Task objective ▸ Your job is to retype all of the data word for word, leaving every image out.

----- Raw records -----

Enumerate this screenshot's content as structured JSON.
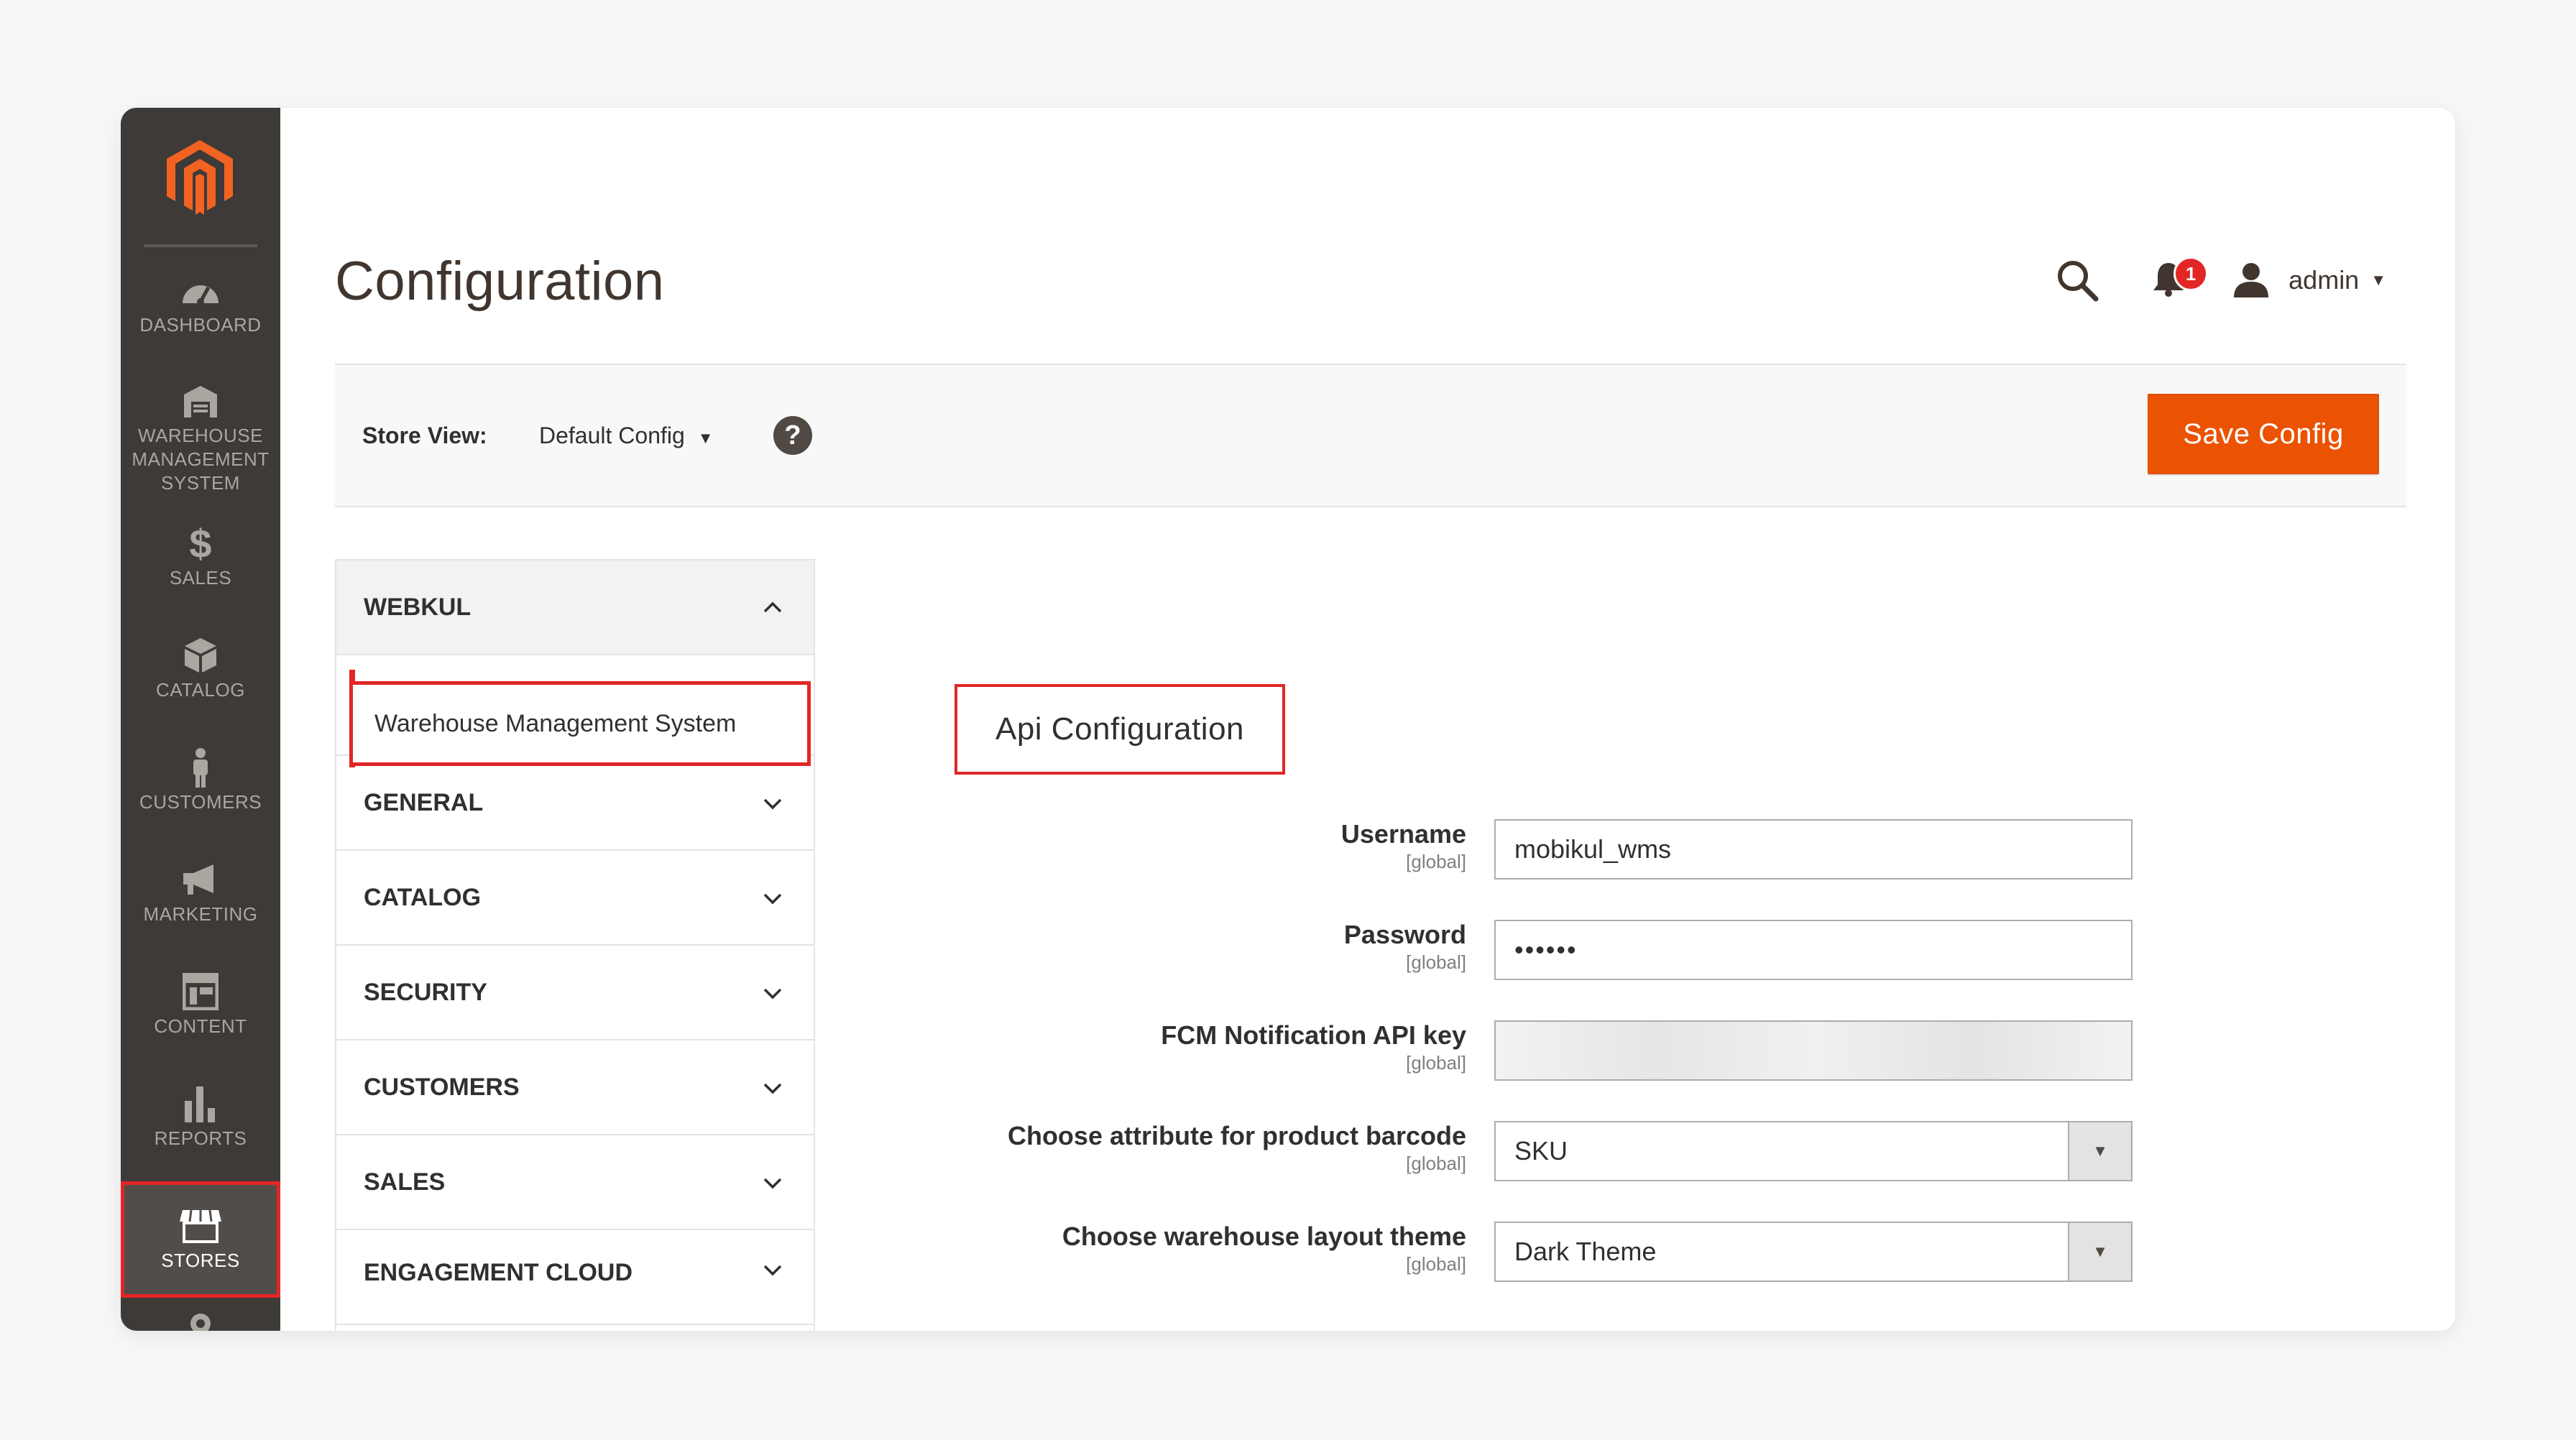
{
  "sidebar": {
    "logo": "magento-logo",
    "items": [
      {
        "label": "DASHBOARD",
        "icon": "dashboard-icon"
      },
      {
        "label": "WAREHOUSE\nMANAGEMENT\nSYSTEM",
        "icon": "warehouse-icon"
      },
      {
        "label": "SALES",
        "icon": "dollar-icon"
      },
      {
        "label": "CATALOG",
        "icon": "box-icon"
      },
      {
        "label": "CUSTOMERS",
        "icon": "person-icon"
      },
      {
        "label": "MARKETING",
        "icon": "megaphone-icon"
      },
      {
        "label": "CONTENT",
        "icon": "layout-icon"
      },
      {
        "label": "REPORTS",
        "icon": "bar-chart-icon"
      },
      {
        "label": "STORES",
        "icon": "store-icon",
        "active": true
      }
    ]
  },
  "header": {
    "title": "Configuration",
    "notification_count": "1",
    "user_name": "admin"
  },
  "store_view": {
    "label": "Store View:",
    "selected": "Default Config",
    "save_label": "Save Config"
  },
  "config_nav": {
    "sections": [
      {
        "label": "WEBKUL",
        "open": true,
        "items": [
          "Warehouse Management System"
        ]
      },
      {
        "label": "GENERAL"
      },
      {
        "label": "CATALOG"
      },
      {
        "label": "SECURITY"
      },
      {
        "label": "CUSTOMERS"
      },
      {
        "label": "SALES"
      },
      {
        "label": "ENGAGEMENT CLOUD"
      }
    ]
  },
  "api_config": {
    "title": "Api Configuration",
    "fields": [
      {
        "label": "Username",
        "scope": "[global]",
        "value": "mobikul_wms",
        "type": "text"
      },
      {
        "label": "Password",
        "scope": "[global]",
        "value": "••••••",
        "type": "password"
      },
      {
        "label": "FCM Notification API key",
        "scope": "[global]",
        "value": "",
        "type": "text"
      },
      {
        "label": "Choose attribute for product barcode",
        "scope": "[global]",
        "value": "SKU",
        "type": "select"
      },
      {
        "label": "Choose warehouse layout theme",
        "scope": "[global]",
        "value": "Dark Theme",
        "type": "select"
      }
    ]
  },
  "colors": {
    "sidebar_bg": "#3d3a38",
    "accent": "#eb5202",
    "highlight": "#e22626"
  }
}
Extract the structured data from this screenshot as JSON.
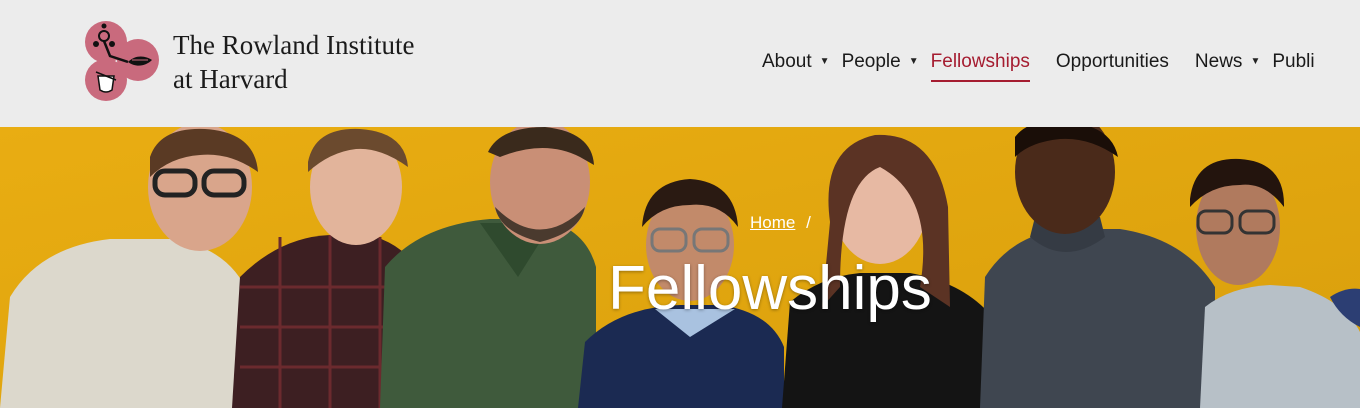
{
  "header": {
    "logo_line1": "The Rowland Institute",
    "logo_line2": "at Harvard"
  },
  "nav": {
    "items": [
      {
        "label": "About",
        "dropdown": true,
        "active": false
      },
      {
        "label": "People",
        "dropdown": true,
        "active": false
      },
      {
        "label": "Fellowships",
        "dropdown": false,
        "active": true
      },
      {
        "label": "Opportunities",
        "dropdown": false,
        "active": false
      },
      {
        "label": "News",
        "dropdown": true,
        "active": false
      },
      {
        "label": "Publi",
        "dropdown": false,
        "active": false
      }
    ],
    "caret": "▼"
  },
  "hero": {
    "breadcrumb_home": "Home",
    "breadcrumb_sep": "/",
    "title": "Fellowships"
  },
  "colors": {
    "accent": "#a51c30",
    "logo_circle": "#c96a7d",
    "hero_bg": "#e3a80a",
    "header_bg": "#ececec"
  }
}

-----

Written reply ▸
Enumerate this screenshot's content as structured JSON.
{
  "sidebar": {
    "logo": "magento-logo",
    "items": [
      {
        "label": "DASHBOARD",
        "icon": "dashboard-icon"
      },
      {
        "label": "WAREHOUSE\nMANAGEMENT\nSYSTEM",
        "icon": "warehouse-icon"
      },
      {
        "label": "SALES",
        "icon": "dollar-icon"
      },
      {
        "label": "CATALOG",
        "icon": "box-icon"
      },
      {
        "label": "CUSTOMERS",
        "icon": "person-icon"
      },
      {
        "label": "MARKETING",
        "icon": "megaphone-icon"
      },
      {
        "label": "CONTENT",
        "icon": "layout-icon"
      },
      {
        "label": "REPORTS",
        "icon": "bar-chart-icon"
      },
      {
        "label": "STORES",
        "icon": "store-icon",
        "active": true
      }
    ]
  },
  "header": {
    "title": "Configuration",
    "notification_count": "1",
    "user_name": "admin"
  },
  "store_view": {
    "label": "Store View:",
    "selected": "Default Config",
    "save_label": "Save Config"
  },
  "config_nav": {
    "sections": [
      {
        "label": "WEBKUL",
        "open": true,
        "items": [
          "Warehouse Management System"
        ]
      },
      {
        "label": "GENERAL"
      },
      {
        "label": "CATALOG"
      },
      {
        "label": "SECURITY"
      },
      {
        "label": "CUSTOMERS"
      },
      {
        "label": "SALES"
      },
      {
        "label": "ENGAGEMENT CLOUD"
      }
    ]
  },
  "api_config": {
    "title": "Api Configuration",
    "fields": [
      {
        "label": "Username",
        "scope": "[global]",
        "value": "mobikul_wms",
        "type": "text"
      },
      {
        "label": "Password",
        "scope": "[global]",
        "value": "••••••",
        "type": "password"
      },
      {
        "label": "FCM Notification API key",
        "scope": "[global]",
        "value": "",
        "type": "text"
      },
      {
        "label": "Choose attribute for product barcode",
        "scope": "[global]",
        "value": "SKU",
        "type": "select"
      },
      {
        "label": "Choose warehouse layout theme",
        "scope": "[global]",
        "value": "Dark Theme",
        "type": "select"
      }
    ]
  },
  "colors": {
    "sidebar_bg": "#3d3a38",
    "accent": "#eb5202",
    "highlight": "#e22626"
  }
}
Extract the structured data from this screenshot as JSON.
{
  "header": {
    "logo_line1": "The Rowland Institute",
    "logo_line2": "at Harvard"
  },
  "nav": {
    "items": [
      {
        "label": "About",
        "dropdown": true,
        "active": false
      },
      {
        "label": "People",
        "dropdown": true,
        "active": false
      },
      {
        "label": "Fellowships",
        "dropdown": false,
        "active": true
      },
      {
        "label": "Opportunities",
        "dropdown": false,
        "active": false
      },
      {
        "label": "News",
        "dropdown": true,
        "active": false
      },
      {
        "label": "Publi",
        "dropdown": false,
        "active": false
      }
    ],
    "caret": "▼"
  },
  "hero": {
    "breadcrumb_home": "Home",
    "breadcrumb_sep": "/",
    "title": "Fellowships"
  },
  "colors": {
    "accent": "#a51c30",
    "logo_circle": "#c96a7d",
    "hero_bg": "#e3a80a",
    "header_bg": "#ececec"
  }
}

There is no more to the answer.